+++ Information given
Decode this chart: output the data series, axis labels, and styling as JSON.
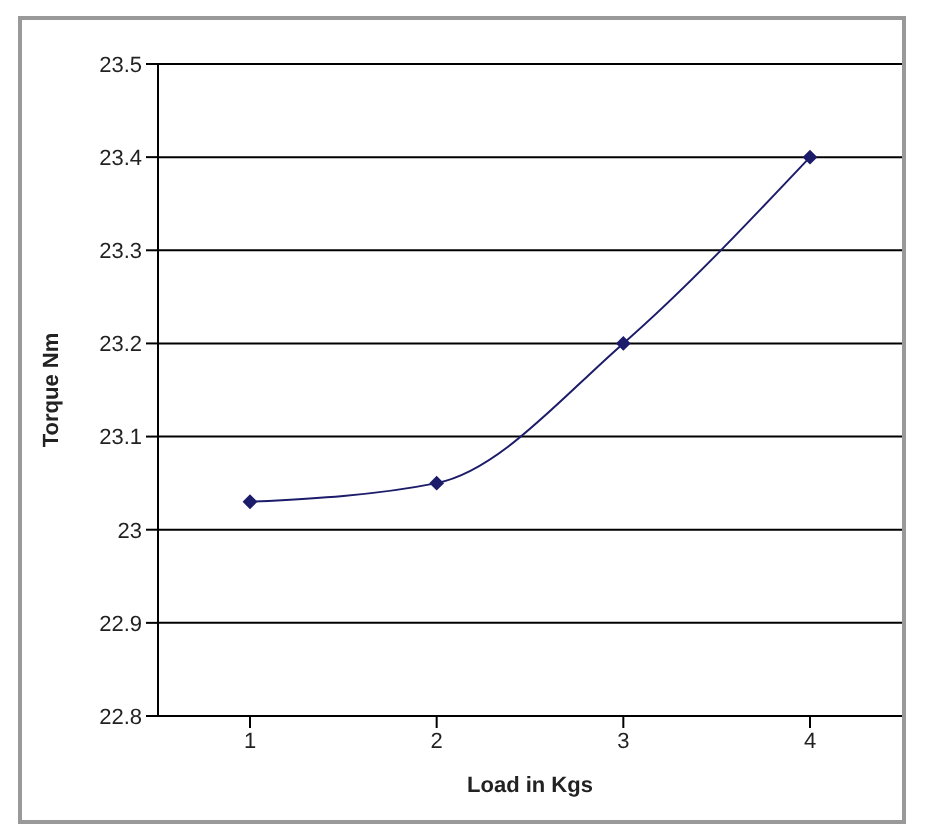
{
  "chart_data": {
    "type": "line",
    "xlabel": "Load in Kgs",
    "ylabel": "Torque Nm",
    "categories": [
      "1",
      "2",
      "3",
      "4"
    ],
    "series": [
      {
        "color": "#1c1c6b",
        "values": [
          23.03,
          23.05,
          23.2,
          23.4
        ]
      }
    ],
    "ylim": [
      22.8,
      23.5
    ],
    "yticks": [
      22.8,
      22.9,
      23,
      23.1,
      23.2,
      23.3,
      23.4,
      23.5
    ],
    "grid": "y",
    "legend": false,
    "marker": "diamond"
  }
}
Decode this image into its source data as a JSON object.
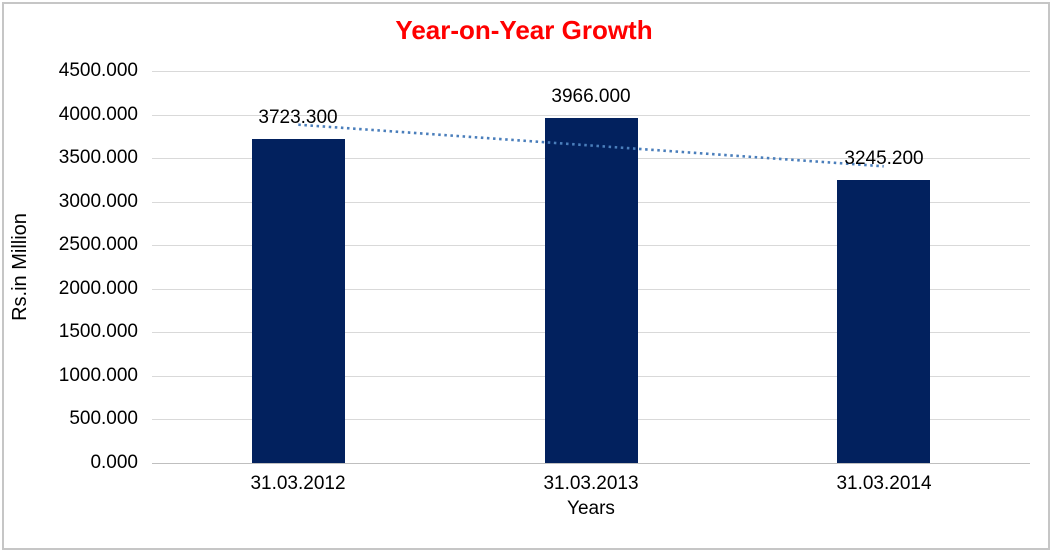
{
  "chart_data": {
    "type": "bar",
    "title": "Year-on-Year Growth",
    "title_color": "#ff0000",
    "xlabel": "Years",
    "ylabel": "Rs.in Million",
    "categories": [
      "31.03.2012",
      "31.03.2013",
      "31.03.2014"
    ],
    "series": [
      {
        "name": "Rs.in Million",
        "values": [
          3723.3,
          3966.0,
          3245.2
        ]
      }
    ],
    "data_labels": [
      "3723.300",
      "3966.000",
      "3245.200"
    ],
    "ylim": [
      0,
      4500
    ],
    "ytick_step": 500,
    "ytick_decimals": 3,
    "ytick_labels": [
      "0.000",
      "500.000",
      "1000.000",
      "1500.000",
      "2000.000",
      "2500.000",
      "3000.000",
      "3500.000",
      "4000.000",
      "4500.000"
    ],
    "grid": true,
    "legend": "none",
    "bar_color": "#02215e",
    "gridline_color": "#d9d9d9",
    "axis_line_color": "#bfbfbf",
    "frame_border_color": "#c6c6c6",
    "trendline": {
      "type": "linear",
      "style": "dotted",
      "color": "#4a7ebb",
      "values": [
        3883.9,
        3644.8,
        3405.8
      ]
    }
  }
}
++++++
**Stated task:** Repeat each entry exactly as given; no pictures belong in the copy.

**Output for this task:**
Decode this chart: output the data series, axis labels, and styling as JSON.
{
  "chart_data": {
    "type": "line",
    "xlabel": "Load in Kgs",
    "ylabel": "Torque Nm",
    "categories": [
      "1",
      "2",
      "3",
      "4"
    ],
    "series": [
      {
        "color": "#1c1c6b",
        "values": [
          23.03,
          23.05,
          23.2,
          23.4
        ]
      }
    ],
    "ylim": [
      22.8,
      23.5
    ],
    "yticks": [
      22.8,
      22.9,
      23,
      23.1,
      23.2,
      23.3,
      23.4,
      23.5
    ],
    "grid": "y",
    "legend": false,
    "marker": "diamond"
  }
}
Decode this image into its source data as a JSON object.
{
  "chart_data": {
    "type": "bar",
    "title": "Year-on-Year Growth",
    "title_color": "#ff0000",
    "xlabel": "Years",
    "ylabel": "Rs.in Million",
    "categories": [
      "31.03.2012",
      "31.03.2013",
      "31.03.2014"
    ],
    "series": [
      {
        "name": "Rs.in Million",
        "values": [
          3723.3,
          3966.0,
          3245.2
        ]
      }
    ],
    "data_labels": [
      "3723.300",
      "3966.000",
      "3245.200"
    ],
    "ylim": [
      0,
      4500
    ],
    "ytick_step": 500,
    "ytick_decimals": 3,
    "ytick_labels": [
      "0.000",
      "500.000",
      "1000.000",
      "1500.000",
      "2000.000",
      "2500.000",
      "3000.000",
      "3500.000",
      "4000.000",
      "4500.000"
    ],
    "grid": true,
    "legend": "none",
    "bar_color": "#02215e",
    "gridline_color": "#d9d9d9",
    "axis_line_color": "#bfbfbf",
    "frame_border_color": "#c6c6c6",
    "trendline": {
      "type": "linear",
      "style": "dotted",
      "color": "#4a7ebb",
      "values": [
        3883.9,
        3644.8,
        3405.8
      ]
    }
  }
}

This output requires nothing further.